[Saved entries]
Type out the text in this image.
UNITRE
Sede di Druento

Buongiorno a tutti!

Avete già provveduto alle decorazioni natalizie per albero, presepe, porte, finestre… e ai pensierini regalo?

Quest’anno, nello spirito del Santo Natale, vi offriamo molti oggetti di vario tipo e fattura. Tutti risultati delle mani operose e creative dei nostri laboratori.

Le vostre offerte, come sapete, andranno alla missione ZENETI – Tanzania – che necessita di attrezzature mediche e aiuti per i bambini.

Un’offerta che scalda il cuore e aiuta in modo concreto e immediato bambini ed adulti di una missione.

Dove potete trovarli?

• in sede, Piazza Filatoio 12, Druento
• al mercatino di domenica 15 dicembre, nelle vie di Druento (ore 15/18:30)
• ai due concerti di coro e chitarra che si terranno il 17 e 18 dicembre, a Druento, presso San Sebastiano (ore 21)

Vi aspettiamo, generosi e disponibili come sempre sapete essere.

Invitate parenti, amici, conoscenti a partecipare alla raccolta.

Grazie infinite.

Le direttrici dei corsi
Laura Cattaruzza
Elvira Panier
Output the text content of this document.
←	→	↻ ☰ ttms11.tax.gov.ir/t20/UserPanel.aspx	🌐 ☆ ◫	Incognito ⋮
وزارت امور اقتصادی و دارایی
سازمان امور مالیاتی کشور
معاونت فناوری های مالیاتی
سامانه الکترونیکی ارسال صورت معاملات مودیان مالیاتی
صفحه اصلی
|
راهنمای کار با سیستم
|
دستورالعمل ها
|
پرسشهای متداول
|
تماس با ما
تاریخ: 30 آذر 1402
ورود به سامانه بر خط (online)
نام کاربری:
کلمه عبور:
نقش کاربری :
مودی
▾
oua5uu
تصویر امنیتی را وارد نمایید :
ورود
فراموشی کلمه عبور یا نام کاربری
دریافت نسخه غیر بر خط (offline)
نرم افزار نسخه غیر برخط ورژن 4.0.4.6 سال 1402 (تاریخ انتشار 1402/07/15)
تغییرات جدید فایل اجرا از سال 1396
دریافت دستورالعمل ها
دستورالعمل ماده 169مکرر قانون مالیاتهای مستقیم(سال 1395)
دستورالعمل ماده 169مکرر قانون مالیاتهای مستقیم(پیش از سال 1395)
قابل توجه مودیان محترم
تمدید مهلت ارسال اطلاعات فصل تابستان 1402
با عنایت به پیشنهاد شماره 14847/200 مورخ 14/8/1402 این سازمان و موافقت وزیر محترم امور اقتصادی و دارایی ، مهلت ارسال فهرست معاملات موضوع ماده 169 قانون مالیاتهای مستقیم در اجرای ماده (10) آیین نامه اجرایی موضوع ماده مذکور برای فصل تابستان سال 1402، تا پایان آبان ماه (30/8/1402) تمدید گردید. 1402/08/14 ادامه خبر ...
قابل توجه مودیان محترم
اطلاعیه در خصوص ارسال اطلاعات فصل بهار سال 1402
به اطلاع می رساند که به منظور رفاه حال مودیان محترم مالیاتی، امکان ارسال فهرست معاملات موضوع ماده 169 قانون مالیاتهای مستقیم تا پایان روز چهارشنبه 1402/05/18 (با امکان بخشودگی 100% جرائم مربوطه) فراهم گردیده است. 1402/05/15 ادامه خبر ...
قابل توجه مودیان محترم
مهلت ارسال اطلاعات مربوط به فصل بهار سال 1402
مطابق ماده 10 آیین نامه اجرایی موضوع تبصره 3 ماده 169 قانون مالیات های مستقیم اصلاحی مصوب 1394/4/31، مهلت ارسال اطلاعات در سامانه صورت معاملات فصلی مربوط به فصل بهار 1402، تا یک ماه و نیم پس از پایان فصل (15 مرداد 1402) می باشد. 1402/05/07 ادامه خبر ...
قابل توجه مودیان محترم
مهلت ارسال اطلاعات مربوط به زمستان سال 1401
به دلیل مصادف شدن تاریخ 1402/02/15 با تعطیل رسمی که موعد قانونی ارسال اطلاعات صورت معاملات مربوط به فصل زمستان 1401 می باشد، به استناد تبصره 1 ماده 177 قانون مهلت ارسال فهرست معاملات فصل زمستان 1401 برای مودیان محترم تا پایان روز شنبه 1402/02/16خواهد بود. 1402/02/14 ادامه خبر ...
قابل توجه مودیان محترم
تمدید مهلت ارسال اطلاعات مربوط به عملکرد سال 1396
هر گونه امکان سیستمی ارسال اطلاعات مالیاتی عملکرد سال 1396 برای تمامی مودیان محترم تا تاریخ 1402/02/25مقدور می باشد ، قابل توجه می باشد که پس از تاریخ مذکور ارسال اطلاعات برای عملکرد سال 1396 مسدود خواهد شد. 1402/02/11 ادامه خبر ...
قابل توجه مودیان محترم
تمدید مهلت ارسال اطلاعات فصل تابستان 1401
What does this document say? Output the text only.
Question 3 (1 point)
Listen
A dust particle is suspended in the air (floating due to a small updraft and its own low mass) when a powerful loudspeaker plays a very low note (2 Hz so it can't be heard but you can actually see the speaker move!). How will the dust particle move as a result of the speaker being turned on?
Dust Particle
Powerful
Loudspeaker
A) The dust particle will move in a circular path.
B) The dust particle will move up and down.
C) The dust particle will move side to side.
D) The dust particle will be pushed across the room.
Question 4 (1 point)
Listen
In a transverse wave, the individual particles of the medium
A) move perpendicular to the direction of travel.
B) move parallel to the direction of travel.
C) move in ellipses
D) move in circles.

◆ Directions for this task:
Show every line in the entries where the string "Question" occurs.

◆ Full answer:
Question 3 (1 point)
Question 4 (1 point)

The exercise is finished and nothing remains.